Retype the listing that follows, word for word.

**Data records:**
┄┄┄┄┄┄┄┄┄┄┄┄┄┄┄┄┄┄┄┄

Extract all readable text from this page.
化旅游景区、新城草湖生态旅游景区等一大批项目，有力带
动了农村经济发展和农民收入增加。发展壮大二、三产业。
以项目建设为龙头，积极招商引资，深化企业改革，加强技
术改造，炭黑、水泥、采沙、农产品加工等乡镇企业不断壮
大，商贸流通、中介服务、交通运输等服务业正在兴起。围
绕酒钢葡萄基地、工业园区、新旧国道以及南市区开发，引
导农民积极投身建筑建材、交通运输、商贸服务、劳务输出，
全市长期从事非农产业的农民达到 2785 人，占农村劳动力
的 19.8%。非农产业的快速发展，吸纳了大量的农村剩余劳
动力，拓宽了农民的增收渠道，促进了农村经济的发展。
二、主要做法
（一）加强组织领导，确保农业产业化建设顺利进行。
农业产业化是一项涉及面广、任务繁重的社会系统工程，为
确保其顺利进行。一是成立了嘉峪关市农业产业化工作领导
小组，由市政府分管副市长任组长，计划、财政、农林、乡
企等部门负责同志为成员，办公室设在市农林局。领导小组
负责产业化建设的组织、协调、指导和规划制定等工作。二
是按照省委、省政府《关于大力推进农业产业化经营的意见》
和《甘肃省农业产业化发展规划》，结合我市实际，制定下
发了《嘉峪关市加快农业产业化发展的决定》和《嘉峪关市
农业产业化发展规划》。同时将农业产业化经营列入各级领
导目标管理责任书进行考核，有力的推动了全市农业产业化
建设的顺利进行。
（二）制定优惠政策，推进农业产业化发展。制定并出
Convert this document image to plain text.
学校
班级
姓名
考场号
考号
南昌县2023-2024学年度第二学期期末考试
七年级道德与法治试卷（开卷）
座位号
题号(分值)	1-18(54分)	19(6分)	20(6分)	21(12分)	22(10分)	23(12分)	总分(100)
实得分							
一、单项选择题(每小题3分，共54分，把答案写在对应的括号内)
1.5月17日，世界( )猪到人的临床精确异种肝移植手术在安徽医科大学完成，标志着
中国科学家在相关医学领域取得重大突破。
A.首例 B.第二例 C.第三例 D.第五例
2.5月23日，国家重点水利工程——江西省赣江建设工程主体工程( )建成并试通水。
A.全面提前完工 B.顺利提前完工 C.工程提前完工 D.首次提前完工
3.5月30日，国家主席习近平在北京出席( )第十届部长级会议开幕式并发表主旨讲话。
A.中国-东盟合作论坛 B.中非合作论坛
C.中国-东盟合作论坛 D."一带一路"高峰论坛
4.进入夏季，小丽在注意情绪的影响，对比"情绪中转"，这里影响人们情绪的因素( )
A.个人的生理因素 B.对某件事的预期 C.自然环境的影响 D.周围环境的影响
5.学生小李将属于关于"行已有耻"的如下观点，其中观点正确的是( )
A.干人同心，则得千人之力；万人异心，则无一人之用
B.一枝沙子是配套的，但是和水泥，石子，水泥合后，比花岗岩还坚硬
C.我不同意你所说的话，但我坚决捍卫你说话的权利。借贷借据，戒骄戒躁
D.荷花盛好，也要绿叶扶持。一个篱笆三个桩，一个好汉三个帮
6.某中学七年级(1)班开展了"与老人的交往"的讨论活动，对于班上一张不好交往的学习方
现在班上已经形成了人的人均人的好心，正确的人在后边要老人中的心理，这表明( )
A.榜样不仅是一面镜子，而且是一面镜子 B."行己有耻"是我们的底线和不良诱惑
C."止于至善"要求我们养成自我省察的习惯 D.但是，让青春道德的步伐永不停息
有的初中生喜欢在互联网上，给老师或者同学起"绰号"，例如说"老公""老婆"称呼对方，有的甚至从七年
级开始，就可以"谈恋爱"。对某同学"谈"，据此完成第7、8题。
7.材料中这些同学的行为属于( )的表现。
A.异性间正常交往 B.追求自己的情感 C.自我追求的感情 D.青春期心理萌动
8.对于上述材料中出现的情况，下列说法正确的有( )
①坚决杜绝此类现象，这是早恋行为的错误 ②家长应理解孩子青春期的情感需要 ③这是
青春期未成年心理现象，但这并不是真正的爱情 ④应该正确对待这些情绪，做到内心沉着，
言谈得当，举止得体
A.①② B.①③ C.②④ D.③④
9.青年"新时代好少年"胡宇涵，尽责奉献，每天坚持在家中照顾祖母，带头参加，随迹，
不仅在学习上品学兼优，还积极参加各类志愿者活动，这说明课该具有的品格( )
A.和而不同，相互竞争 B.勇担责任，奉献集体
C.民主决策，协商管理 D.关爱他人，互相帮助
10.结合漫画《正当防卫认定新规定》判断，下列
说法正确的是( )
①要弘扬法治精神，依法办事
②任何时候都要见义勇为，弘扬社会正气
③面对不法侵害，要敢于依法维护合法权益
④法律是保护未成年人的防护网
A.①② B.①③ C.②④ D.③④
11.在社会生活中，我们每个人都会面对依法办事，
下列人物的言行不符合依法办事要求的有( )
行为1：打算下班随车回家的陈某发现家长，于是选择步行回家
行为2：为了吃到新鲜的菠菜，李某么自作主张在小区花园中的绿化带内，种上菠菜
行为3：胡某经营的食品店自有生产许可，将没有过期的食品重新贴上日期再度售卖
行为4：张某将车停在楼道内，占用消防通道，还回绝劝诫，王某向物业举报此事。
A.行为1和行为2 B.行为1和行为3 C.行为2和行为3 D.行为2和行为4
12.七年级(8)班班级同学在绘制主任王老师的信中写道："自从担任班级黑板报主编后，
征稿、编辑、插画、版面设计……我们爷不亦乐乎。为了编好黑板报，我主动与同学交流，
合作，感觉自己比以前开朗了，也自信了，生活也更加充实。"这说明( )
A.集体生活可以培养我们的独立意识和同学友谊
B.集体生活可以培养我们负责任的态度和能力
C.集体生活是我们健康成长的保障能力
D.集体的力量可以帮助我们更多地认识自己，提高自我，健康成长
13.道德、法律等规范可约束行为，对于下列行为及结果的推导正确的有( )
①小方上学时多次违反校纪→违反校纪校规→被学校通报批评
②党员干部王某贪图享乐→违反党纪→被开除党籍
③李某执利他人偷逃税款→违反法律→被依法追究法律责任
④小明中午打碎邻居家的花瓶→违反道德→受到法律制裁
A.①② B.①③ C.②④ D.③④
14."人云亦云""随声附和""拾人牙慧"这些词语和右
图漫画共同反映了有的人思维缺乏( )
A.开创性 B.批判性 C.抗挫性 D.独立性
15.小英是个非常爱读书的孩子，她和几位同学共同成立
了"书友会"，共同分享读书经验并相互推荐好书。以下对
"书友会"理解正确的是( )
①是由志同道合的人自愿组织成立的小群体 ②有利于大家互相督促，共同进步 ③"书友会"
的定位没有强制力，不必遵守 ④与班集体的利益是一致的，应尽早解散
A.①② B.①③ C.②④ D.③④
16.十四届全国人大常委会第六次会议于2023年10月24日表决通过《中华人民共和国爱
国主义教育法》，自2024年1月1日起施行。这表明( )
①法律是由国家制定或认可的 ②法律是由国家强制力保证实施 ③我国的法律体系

┄┄┄┄┄┄┄┄┄┄┄┄┄┄┄┄┄┄┄┄

**Exercise solution:**
Extract all readable text from this page.
化旅游景区、新城草湖生态旅游景区等一大批项目，有力带
动了农村经济发展和农民收入增加。发展壮大二、三产业。
以项目建设为龙头，积极招商引资，深化企业改革，加强技
术改造，炭黑、水泥、采沙、农产品加工等乡镇企业不断壮
大，商贸流通、中介服务、交通运输等服务业正在兴起。围
绕酒钢葡萄基地、工业园区、新旧国道以及南市区开发，引
导农民积极投身建筑建材、交通运输、商贸服务、劳务输出，
全市长期从事非农产业的农民达到 2785 人，占农村劳动力
的 19.8%。非农产业的快速发展，吸纳了大量的农村剩余劳
动力，拓宽了农民的增收渠道，促进了农村经济的发展。
二、主要做法
（一）加强组织领导，确保农业产业化建设顺利进行。
农业产业化是一项涉及面广、任务繁重的社会系统工程，为
确保其顺利进行。一是成立了嘉峪关市农业产业化工作领导
小组，由市政府分管副市长任组长，计划、财政、农林、乡
企等部门负责同志为成员，办公室设在市农林局。领导小组
负责产业化建设的组织、协调、指导和规划制定等工作。二
是按照省委、省政府《关于大力推进农业产业化经营的意见》
和《甘肃省农业产业化发展规划》，结合我市实际，制定下
发了《嘉峪关市加快农业产业化发展的决定》和《嘉峪关市
农业产业化发展规划》。同时将农业产业化经营列入各级领
导目标管理责任书进行考核，有力的推动了全市农业产业化
建设的顺利进行。
（二）制定优惠政策，推进农业产业化发展。制定并出
Convert this document image to plain text.
学校
班级
姓名
考场号
考号
南昌县2023-2024学年度第二学期期末考试
七年级道德与法治试卷（开卷）
座位号
题号(分值)	1-18(54分)	19(6分)	20(6分)	21(12分)	22(10分)	23(12分)	总分(100)
实得分							
一、单项选择题(每小题3分，共54分，把答案写在对应的括号内)
1.5月17日，世界( )猪到人的临床精确异种肝移植手术在安徽医科大学完成，标志着
中国科学家在相关医学领域取得重大突破。
A.首例 B.第二例 C.第三例 D.第五例
2.5月23日，国家重点水利工程——江西省赣江建设工程主体工程( )建成并试通水。
A.全面提前完工 B.顺利提前完工 C.工程提前完工 D.首次提前完工
3.5月30日，国家主席习近平在北京出席( )第十届部长级会议开幕式并发表主旨讲话。
A.中国-东盟合作论坛 B.中非合作论坛
C.中国-东盟合作论坛 D."一带一路"高峰论坛
4.进入夏季，小丽在注意情绪的影响，对比"情绪中转"，这里影响人们情绪的因素( )
A.个人的生理因素 B.对某件事的预期 C.自然环境的影响 D.周围环境的影响
5.学生小李将属于关于"行已有耻"的如下观点，其中观点正确的是( )
A.干人同心，则得千人之力；万人异心，则无一人之用
B.一枝沙子是配套的，但是和水泥，石子，水泥合后，比花岗岩还坚硬
C.我不同意你所说的话，但我坚决捍卫你说话的权利。借贷借据，戒骄戒躁
D.荷花盛好，也要绿叶扶持。一个篱笆三个桩，一个好汉三个帮
6.某中学七年级(1)班开展了"与老人的交往"的讨论活动，对于班上一张不好交往的学习方
现在班上已经形成了人的人均人的好心，正确的人在后边要老人中的心理，这表明( )
A.榜样不仅是一面镜子，而且是一面镜子 B."行己有耻"是我们的底线和不良诱惑
C."止于至善"要求我们养成自我省察的习惯 D.但是，让青春道德的步伐永不停息
有的初中生喜欢在互联网上，给老师或者同学起"绰号"，例如说"老公""老婆"称呼对方，有的甚至从七年
级开始，就可以"谈恋爱"。对某同学"谈"，据此完成第7、8题。
7.材料中这些同学的行为属于( )的表现。
A.异性间正常交往 B.追求自己的情感 C.自我追求的感情 D.青春期心理萌动
8.对于上述材料中出现的情况，下列说法正确的有( )
①坚决杜绝此类现象，这是早恋行为的错误 ②家长应理解孩子青春期的情感需要 ③这是
青春期未成年心理现象，但这并不是真正的爱情 ④应该正确对待这些情绪，做到内心沉着，
言谈得当，举止得体
A.①② B.①③ C.②④ D.③④
9.青年"新时代好少年"胡宇涵，尽责奉献，每天坚持在家中照顾祖母，带头参加，随迹，
不仅在学习上品学兼优，还积极参加各类志愿者活动，这说明课该具有的品格( )
A.和而不同，相互竞争 B.勇担责任，奉献集体
C.民主决策，协商管理 D.关爱他人，互相帮助
10.结合漫画《正当防卫认定新规定》判断，下列
说法正确的是( )
①要弘扬法治精神，依法办事
②任何时候都要见义勇为，弘扬社会正气
③面对不法侵害，要敢于依法维护合法权益
④法律是保护未成年人的防护网
A.①② B.①③ C.②④ D.③④
11.在社会生活中，我们每个人都会面对依法办事，
下列人物的言行不符合依法办事要求的有( )
行为1：打算下班随车回家的陈某发现家长，于是选择步行回家
行为2：为了吃到新鲜的菠菜，李某么自作主张在小区花园中的绿化带内，种上菠菜
行为3：胡某经营的食品店自有生产许可，将没有过期的食品重新贴上日期再度售卖
行为4：张某将车停在楼道内，占用消防通道，还回绝劝诫，王某向物业举报此事。
A.行为1和行为2 B.行为1和行为3 C.行为2和行为3 D.行为2和行为4
12.七年级(8)班班级同学在绘制主任王老师的信中写道："自从担任班级黑板报主编后，
征稿、编辑、插画、版面设计……我们爷不亦乐乎。为了编好黑板报，我主动与同学交流，
合作，感觉自己比以前开朗了，也自信了，生活也更加充实。"这说明( )
A.集体生活可以培养我们的独立意识和同学友谊
B.集体生活可以培养我们负责任的态度和能力
C.集体生活是我们健康成长的保障能力
D.集体的力量可以帮助我们更多地认识自己，提高自我，健康成长
13.道德、法律等规范可约束行为，对于下列行为及结果的推导正确的有( )
①小方上学时多次违反校纪→违反校纪校规→被学校通报批评
②党员干部王某贪图享乐→违反党纪→被开除党籍
③李某执利他人偷逃税款→违反法律→被依法追究法律责任
④小明中午打碎邻居家的花瓶→违反道德→受到法律制裁
A.①② B.①③ C.②④ D.③④
14."人云亦云""随声附和""拾人牙慧"这些词语和右
图漫画共同反映了有的人思维缺乏( )
A.开创性 B.批判性 C.抗挫性 D.独立性
15.小英是个非常爱读书的孩子，她和几位同学共同成立
了"书友会"，共同分享读书经验并相互推荐好书。以下对
"书友会"理解正确的是( )
①是由志同道合的人自愿组织成立的小群体 ②有利于大家互相督促，共同进步 ③"书友会"
的定位没有强制力，不必遵守 ④与班集体的利益是一致的，应尽早解散
A.①② B.①③ C.②④ D.③④
16.十四届全国人大常委会第六次会议于2023年10月24日表决通过《中华人民共和国爱
国主义教育法》，自2024年1月1日起施行。这表明( )
①法律是由国家制定或认可的 ②法律是由国家强制力保证实施 ③我国的法律体系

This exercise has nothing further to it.